• _WHAT THE TASK ASKS_:
Write out every entry word for word.

• _RECORDS TO PROCESS_:

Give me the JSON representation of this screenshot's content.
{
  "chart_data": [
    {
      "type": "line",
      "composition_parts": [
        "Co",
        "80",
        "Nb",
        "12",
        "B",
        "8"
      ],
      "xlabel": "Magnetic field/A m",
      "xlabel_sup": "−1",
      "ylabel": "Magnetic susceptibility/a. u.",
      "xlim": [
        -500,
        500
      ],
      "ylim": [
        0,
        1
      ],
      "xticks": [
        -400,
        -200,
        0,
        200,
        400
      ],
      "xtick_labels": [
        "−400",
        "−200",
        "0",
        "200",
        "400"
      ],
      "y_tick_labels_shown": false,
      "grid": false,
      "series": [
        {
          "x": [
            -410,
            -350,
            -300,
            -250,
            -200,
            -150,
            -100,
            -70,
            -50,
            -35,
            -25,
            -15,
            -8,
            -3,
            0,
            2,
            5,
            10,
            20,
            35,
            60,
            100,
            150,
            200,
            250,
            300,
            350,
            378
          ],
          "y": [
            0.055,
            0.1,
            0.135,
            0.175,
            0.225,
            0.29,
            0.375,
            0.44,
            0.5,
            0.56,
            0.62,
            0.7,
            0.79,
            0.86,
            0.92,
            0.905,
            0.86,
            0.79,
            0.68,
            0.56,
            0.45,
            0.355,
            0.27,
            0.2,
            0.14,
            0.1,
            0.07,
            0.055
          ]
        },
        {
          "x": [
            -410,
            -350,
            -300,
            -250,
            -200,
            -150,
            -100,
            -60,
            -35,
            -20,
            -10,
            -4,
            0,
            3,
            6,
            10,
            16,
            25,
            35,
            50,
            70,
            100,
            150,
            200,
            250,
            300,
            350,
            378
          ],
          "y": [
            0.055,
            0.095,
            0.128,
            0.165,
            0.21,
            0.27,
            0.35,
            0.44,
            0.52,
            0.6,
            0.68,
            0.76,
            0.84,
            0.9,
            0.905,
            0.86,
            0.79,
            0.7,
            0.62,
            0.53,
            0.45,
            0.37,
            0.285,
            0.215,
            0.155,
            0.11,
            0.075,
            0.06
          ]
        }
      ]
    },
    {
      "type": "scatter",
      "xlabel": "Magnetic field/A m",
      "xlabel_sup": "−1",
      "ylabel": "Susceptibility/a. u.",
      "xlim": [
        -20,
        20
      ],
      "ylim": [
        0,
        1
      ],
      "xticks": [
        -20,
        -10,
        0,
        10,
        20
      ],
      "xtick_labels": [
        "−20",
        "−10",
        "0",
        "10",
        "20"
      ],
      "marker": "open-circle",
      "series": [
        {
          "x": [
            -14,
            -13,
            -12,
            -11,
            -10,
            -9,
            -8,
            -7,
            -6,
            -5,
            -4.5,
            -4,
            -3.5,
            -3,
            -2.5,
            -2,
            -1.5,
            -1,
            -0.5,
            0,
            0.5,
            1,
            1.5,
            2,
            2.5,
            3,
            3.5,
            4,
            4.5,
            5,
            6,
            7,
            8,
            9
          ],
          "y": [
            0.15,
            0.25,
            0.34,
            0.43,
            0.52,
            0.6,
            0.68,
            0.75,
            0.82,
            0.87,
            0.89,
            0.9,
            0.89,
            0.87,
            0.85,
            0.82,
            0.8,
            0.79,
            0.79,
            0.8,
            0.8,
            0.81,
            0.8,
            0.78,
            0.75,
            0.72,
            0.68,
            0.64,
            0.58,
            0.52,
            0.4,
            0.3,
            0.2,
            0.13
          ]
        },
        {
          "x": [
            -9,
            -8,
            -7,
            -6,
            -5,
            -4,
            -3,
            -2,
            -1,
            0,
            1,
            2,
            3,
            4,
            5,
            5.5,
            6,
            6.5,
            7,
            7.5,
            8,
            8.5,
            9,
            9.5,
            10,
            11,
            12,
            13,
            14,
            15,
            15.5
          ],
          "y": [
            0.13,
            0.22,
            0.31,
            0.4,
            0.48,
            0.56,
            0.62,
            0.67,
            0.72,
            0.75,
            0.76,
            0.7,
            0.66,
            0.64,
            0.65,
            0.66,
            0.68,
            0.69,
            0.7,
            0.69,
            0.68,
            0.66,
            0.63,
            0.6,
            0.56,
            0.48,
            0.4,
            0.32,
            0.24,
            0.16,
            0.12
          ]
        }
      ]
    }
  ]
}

• _TASK OUTPUT_:
Give me the JSON representation of this screenshot's content.
{
  "chart_data": [
    {
      "type": "line",
      "composition_parts": [
        "Co",
        "80",
        "Nb",
        "12",
        "B",
        "8"
      ],
      "xlabel": "Magnetic field/A m",
      "xlabel_sup": "−1",
      "ylabel": "Magnetic susceptibility/a. u.",
      "xlim": [
        -500,
        500
      ],
      "ylim": [
        0,
        1
      ],
      "xticks": [
        -400,
        -200,
        0,
        200,
        400
      ],
      "xtick_labels": [
        "−400",
        "−200",
        "0",
        "200",
        "400"
      ],
      "y_tick_labels_shown": false,
      "grid": false,
      "series": [
        {
          "x": [
            -410,
            -350,
            -300,
            -250,
            -200,
            -150,
            -100,
            -70,
            -50,
            -35,
            -25,
            -15,
            -8,
            -3,
            0,
            2,
            5,
            10,
            20,
            35,
            60,
            100,
            150,
            200,
            250,
            300,
            350,
            378
          ],
          "y": [
            0.055,
            0.1,
            0.135,
            0.175,
            0.225,
            0.29,
            0.375,
            0.44,
            0.5,
            0.56,
            0.62,
            0.7,
            0.79,
            0.86,
            0.92,
            0.905,
            0.86,
            0.79,
            0.68,
            0.56,
            0.45,
            0.355,
            0.27,
            0.2,
            0.14,
            0.1,
            0.07,
            0.055
          ]
        },
        {
          "x": [
            -410,
            -350,
            -300,
            -250,
            -200,
            -150,
            -100,
            -60,
            -35,
            -20,
            -10,
            -4,
            0,
            3,
            6,
            10,
            16,
            25,
            35,
            50,
            70,
            100,
            150,
            200,
            250,
            300,
            350,
            378
          ],
          "y": [
            0.055,
            0.095,
            0.128,
            0.165,
            0.21,
            0.27,
            0.35,
            0.44,
            0.52,
            0.6,
            0.68,
            0.76,
            0.84,
            0.9,
            0.905,
            0.86,
            0.79,
            0.7,
            0.62,
            0.53,
            0.45,
            0.37,
            0.285,
            0.215,
            0.155,
            0.11,
            0.075,
            0.06
          ]
        }
      ]
    },
    {
      "type": "scatter",
      "xlabel": "Magnetic field/A m",
      "xlabel_sup": "−1",
      "ylabel": "Susceptibility/a. u.",
      "xlim": [
        -20,
        20
      ],
      "ylim": [
        0,
        1
      ],
      "xticks": [
        -20,
        -10,
        0,
        10,
        20
      ],
      "xtick_labels": [
        "−20",
        "−10",
        "0",
        "10",
        "20"
      ],
      "marker": "open-circle",
      "series": [
        {
          "x": [
            -14,
            -13,
            -12,
            -11,
            -10,
            -9,
            -8,
            -7,
            -6,
            -5,
            -4.5,
            -4,
            -3.5,
            -3,
            -2.5,
            -2,
            -1.5,
            -1,
            -0.5,
            0,
            0.5,
            1,
            1.5,
            2,
            2.5,
            3,
            3.5,
            4,
            4.5,
            5,
            6,
            7,
            8,
            9
          ],
          "y": [
            0.15,
            0.25,
            0.34,
            0.43,
            0.52,
            0.6,
            0.68,
            0.75,
            0.82,
            0.87,
            0.89,
            0.9,
            0.89,
            0.87,
            0.85,
            0.82,
            0.8,
            0.79,
            0.79,
            0.8,
            0.8,
            0.81,
            0.8,
            0.78,
            0.75,
            0.72,
            0.68,
            0.64,
            0.58,
            0.52,
            0.4,
            0.3,
            0.2,
            0.13
          ]
        },
        {
          "x": [
            -9,
            -8,
            -7,
            -6,
            -5,
            -4,
            -3,
            -2,
            -1,
            0,
            1,
            2,
            3,
            4,
            5,
            5.5,
            6,
            6.5,
            7,
            7.5,
            8,
            8.5,
            9,
            9.5,
            10,
            11,
            12,
            13,
            14,
            15,
            15.5
          ],
          "y": [
            0.13,
            0.22,
            0.31,
            0.4,
            0.48,
            0.56,
            0.62,
            0.67,
            0.72,
            0.75,
            0.76,
            0.7,
            0.66,
            0.64,
            0.65,
            0.66,
            0.68,
            0.69,
            0.7,
            0.69,
            0.68,
            0.66,
            0.63,
            0.6,
            0.56,
            0.48,
            0.4,
            0.32,
            0.24,
            0.16,
            0.12
          ]
        }
      ]
    }
  ]
}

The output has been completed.